[ACTIONS DEMANDÉES]
A. Relevez, dans le texte sur l'apport-cession, tous les types d'activité de la société bénéficiaire de l'apport énumérés dans l'exemple entre parenthèses de la dernière phrase.
B. Veuillez poursuivre le texte sur l'apport-cession à partir de sa dernière phrase.

[EXTRAIT]
Le Conseil d’État se prononce sur la question de savoir si un nantissement peut constituer un réinvestissement économique, permettant d’écarter la qualification d’abus de droit (opération d’apport-cession réalisée avant le 14 novembre 2012).
Rappel
Pour les opérations d’apport-cession réalisées avant le 14 novembre 2012, le fait pour un contribuable de bénéficier d’un report ou d’un sursis d’imposition était susceptible d’être contesté sur le terrain de l’abus de droit (CE, 8 oct. 2010, n° 313139 Bauchart, 301934 Bazire et 321361 Four pour l’ancien mécanisme de report d’imposition, et transposition au mécanisme de sursis d’imposition CE, 12 juillet 2012, n° 327295, Berjot), lorsqu’en interposant une société qu’il contrôlait, l’opération avait pour seule finalité de permettre au contribuable de disposer effectivement des liquidités obtenues lors de la cession des titres (opérations dites d’ « apport-cession »).
L’abus de droit était, en revanche, écarté lorsque la société bénéficiaire contrôlée réinvestissait, de façon substantielle, le produit de la cession dans une activité économique.
Cette grille d’analyse a ensuite été partiellement légalisée par l’article 150-0 B ter du CGI, lequel a instauré un mécanisme de report automatique d’imposition en cas d’apport à une société contrôlée.
Ce report expire en cas de cession dans un délai de 3 ans, par la société bénéficiaire de l’apport, des titres qui lui ont été apportés, sauf à ce qu’elle prenne l’engagement de réinvestir dans un délai de 2 ans le produit de cette cession, à hauteur d’au moins 60 % dans certaines activités opérationnelles, limitativement énumérées par le législateur (ex : financement de moyens permanents d’exploitation affectés à l’ activité commerciale, industrielle, artisanale, libérale, agricole ou financière de la société bénéficiaire de l’apport).

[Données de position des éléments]
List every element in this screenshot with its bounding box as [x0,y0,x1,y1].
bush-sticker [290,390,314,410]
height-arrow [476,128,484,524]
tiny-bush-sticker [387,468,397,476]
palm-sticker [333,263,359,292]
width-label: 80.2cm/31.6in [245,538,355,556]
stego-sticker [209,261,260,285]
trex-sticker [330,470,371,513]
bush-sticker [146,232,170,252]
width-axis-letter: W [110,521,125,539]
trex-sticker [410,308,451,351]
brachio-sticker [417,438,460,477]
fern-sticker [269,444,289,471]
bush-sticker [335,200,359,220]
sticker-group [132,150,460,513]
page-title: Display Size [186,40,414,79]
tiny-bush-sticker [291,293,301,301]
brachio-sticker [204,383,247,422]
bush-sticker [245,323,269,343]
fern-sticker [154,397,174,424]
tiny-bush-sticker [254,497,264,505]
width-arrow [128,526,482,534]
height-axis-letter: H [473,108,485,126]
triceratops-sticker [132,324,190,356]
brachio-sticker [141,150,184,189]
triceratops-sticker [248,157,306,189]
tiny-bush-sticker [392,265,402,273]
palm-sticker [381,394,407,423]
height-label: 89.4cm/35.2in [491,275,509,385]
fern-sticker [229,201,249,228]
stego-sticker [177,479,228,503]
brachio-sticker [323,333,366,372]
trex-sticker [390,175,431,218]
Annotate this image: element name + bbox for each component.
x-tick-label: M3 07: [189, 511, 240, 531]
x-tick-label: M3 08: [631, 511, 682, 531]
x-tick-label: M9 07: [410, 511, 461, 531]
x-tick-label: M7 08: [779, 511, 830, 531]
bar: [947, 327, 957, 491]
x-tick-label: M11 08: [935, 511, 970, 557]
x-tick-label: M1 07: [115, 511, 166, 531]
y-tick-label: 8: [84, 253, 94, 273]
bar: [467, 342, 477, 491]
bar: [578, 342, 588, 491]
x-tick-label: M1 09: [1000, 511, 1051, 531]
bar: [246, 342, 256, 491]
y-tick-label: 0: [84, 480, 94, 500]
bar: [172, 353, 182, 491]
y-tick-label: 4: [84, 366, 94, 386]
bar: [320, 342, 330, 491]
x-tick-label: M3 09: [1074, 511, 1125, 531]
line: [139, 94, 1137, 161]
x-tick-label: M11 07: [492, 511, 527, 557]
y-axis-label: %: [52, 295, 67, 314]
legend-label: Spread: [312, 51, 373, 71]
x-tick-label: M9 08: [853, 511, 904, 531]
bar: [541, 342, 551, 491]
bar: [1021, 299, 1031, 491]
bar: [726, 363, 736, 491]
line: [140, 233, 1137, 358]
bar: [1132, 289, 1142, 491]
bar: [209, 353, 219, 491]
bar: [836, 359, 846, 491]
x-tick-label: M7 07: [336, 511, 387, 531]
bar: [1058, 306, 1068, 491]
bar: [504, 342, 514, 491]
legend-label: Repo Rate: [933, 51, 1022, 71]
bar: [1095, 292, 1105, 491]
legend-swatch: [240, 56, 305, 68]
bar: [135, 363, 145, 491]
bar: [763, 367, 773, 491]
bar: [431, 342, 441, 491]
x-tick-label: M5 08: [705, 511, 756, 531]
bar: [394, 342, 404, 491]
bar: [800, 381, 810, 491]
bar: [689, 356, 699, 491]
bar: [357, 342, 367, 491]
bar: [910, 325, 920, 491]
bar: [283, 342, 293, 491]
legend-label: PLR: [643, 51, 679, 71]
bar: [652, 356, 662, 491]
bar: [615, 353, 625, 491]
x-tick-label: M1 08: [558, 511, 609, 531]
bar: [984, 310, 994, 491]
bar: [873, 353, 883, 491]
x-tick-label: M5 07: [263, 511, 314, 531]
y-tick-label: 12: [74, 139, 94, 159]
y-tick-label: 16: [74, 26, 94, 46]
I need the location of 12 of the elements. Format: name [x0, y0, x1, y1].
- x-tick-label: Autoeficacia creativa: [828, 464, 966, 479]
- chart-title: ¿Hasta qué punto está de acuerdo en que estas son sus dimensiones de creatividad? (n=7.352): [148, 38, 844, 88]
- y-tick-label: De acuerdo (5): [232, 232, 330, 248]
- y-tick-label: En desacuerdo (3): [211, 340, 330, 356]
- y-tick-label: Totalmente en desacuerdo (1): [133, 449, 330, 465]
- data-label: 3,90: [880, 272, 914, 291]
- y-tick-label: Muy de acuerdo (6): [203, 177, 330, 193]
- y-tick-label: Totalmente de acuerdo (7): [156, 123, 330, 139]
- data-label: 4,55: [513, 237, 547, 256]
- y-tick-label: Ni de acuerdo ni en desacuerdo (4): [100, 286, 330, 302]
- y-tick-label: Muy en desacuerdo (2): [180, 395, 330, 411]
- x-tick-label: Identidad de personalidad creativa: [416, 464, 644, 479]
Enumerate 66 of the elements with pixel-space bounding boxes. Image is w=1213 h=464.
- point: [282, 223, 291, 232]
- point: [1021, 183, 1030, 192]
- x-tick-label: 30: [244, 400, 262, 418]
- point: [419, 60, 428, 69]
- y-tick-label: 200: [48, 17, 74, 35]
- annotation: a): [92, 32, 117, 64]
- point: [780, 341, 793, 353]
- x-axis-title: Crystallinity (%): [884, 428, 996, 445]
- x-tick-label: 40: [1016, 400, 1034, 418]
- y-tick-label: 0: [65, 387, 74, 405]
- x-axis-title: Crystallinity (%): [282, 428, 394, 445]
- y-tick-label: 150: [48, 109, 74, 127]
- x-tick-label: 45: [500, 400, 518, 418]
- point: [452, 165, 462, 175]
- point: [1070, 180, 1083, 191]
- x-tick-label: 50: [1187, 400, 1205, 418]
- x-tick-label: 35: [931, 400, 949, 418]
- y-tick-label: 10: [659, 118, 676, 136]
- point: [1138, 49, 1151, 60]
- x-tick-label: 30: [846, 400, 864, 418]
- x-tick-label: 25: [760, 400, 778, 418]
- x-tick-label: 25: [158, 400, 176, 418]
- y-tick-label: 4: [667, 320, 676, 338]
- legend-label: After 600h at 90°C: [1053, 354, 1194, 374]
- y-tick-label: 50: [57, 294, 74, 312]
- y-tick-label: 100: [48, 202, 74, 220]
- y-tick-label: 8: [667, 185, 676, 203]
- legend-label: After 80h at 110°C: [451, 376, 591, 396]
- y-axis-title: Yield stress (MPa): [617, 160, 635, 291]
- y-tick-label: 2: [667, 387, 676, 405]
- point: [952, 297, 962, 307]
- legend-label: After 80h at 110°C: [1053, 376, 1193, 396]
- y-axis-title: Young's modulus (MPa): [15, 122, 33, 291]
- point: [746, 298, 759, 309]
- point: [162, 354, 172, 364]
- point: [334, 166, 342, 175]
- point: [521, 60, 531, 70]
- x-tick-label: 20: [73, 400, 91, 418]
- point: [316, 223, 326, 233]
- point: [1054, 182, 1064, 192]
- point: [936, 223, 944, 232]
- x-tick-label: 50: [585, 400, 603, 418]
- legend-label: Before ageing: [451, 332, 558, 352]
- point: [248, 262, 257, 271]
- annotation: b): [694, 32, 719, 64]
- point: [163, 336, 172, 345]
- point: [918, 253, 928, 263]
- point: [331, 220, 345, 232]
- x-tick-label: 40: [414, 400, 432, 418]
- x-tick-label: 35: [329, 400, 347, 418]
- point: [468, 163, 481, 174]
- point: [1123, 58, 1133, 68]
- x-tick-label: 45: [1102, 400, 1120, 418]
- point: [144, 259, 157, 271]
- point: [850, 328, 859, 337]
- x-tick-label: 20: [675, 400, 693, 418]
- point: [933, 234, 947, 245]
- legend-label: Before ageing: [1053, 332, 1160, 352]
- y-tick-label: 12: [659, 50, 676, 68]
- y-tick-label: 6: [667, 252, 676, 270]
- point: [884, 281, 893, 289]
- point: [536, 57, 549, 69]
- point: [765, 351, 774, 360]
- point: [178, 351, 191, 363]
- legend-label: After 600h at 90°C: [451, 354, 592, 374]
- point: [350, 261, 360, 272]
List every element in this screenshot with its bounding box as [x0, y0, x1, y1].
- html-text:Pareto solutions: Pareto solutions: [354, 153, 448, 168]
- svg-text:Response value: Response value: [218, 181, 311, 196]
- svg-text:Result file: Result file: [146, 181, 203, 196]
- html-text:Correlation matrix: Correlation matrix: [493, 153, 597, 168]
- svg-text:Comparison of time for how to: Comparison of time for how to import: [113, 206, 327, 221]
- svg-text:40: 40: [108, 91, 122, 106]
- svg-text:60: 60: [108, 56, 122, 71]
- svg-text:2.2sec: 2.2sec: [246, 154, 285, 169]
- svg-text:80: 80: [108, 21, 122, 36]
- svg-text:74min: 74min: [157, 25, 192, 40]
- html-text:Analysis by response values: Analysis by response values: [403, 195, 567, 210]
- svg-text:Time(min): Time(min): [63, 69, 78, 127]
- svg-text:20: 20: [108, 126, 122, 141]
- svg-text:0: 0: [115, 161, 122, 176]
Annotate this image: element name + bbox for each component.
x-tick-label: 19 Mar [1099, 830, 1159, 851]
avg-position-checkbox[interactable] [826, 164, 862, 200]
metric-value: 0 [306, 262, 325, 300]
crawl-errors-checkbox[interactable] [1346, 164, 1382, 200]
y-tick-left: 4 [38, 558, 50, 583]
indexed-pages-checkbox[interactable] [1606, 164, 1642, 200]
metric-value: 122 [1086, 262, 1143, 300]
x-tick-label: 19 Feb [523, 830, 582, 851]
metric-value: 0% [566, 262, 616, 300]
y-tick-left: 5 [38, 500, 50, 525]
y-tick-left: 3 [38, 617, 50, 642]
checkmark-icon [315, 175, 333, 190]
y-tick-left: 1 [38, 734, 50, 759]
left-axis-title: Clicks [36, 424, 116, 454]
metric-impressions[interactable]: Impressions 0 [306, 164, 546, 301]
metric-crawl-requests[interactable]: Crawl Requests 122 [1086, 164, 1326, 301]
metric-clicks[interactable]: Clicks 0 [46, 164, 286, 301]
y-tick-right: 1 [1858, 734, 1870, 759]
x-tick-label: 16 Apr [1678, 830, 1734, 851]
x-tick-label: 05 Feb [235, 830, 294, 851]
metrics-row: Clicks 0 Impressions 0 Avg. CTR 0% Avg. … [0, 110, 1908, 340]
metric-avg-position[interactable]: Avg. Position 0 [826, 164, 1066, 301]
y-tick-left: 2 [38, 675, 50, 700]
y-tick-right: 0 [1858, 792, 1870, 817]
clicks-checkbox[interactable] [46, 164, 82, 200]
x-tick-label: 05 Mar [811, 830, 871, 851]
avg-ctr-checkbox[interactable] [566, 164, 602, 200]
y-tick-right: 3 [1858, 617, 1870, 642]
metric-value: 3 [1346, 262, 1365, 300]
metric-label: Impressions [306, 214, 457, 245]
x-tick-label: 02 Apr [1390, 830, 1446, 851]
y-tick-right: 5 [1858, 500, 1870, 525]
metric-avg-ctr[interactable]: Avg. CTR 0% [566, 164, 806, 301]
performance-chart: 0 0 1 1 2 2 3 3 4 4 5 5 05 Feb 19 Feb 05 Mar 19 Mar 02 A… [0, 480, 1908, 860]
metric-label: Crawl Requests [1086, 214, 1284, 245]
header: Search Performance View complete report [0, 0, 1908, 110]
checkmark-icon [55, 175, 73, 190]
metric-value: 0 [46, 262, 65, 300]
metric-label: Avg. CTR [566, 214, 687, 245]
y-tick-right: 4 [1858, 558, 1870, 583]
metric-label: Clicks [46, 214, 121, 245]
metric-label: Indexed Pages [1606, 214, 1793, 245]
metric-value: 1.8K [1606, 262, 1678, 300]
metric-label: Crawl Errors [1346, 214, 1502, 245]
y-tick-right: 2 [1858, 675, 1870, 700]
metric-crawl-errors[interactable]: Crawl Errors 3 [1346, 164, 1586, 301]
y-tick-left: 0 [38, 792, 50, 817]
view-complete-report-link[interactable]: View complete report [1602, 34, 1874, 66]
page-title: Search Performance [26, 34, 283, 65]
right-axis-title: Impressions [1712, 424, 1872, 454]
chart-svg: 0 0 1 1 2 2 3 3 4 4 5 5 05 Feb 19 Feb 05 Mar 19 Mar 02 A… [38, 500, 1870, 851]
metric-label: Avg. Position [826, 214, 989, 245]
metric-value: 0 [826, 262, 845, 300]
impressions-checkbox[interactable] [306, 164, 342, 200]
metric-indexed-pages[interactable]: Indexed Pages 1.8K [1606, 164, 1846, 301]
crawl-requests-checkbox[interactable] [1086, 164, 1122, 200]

[RÉSULTATS DE L'EXERCICE]
A. commerciale, industrielle, artisanale, libérale, agricole, financière

B.
L’histoire
En l’espèce, un contribuable a apporté, en 2009, les parts qu’il détenait dans une société opérationnelle (activité d’achat et revente de pièces détachées d’appareils de chauffage et climatisation), à une société, créée quelques mois plus tôt, et qu’il contrôlait (ayant vocation à exercer une activité de production et de vente d’électricité d’origine photovoltaïque).
La plus-value réalisée à cette occasion a été placée de plein droit sous le régime de sursis d’imposition alors applicable (CGI, art. 150-0 B, dans sa rédaction antérieure à la LFR 2012).
L’Administration a remis en cause, sur le terrain de l’abus de droit, le bénéfice du sursis d’imposition.
Faisant application de la grille d’analyse élaborée par le Conseil d’Etat, elle a relevé, à cet égard, que la société bénéficiaire de l’apport avait cédé les titres 6 jours seulement après les avoir reçus, pour un prix pratiquement identique à leur valeur d’apport et qu’elle n’avait pas réinvesti, de manière significative, les liquidités issues de cette cession dans une activité économique.
Si les juges de première instance ont également retenu l’existence d’un abus de droit, la CAA l’a, elle, écartée, estimant que la société bénéficiaire des apports avait bel et bien réinvesti le produit de cession dans une activité économique.
Plus précisément, elle a relevé que 37 % du produit de cession avait été affecté :
- au nantissement d’un compte à terme de la société, fourni en contrepartie d’une garantie de passif
- au nantissement d’un compte à terme de la société, fourni pour obtenir un prêt bancaire, pour la réalisation d’un projet photovoltaïque
- au développement d’un projet photovoltaïque
La décision du Conseil d’État
Le coeur du litige portait sur le point de savoir si un nantissement est susceptible de caractériser un investissement économique – l’Administration semblant considérer qu’un nantissement présente, par nature, un caractère patrimonial.
Le Conseil d’Etat fait preuve de pragmatisme et juge implicitement qu’une opération de nantissement n’est pas, par principe, insusceptible de caractériser un réinvestissement à caractère économique.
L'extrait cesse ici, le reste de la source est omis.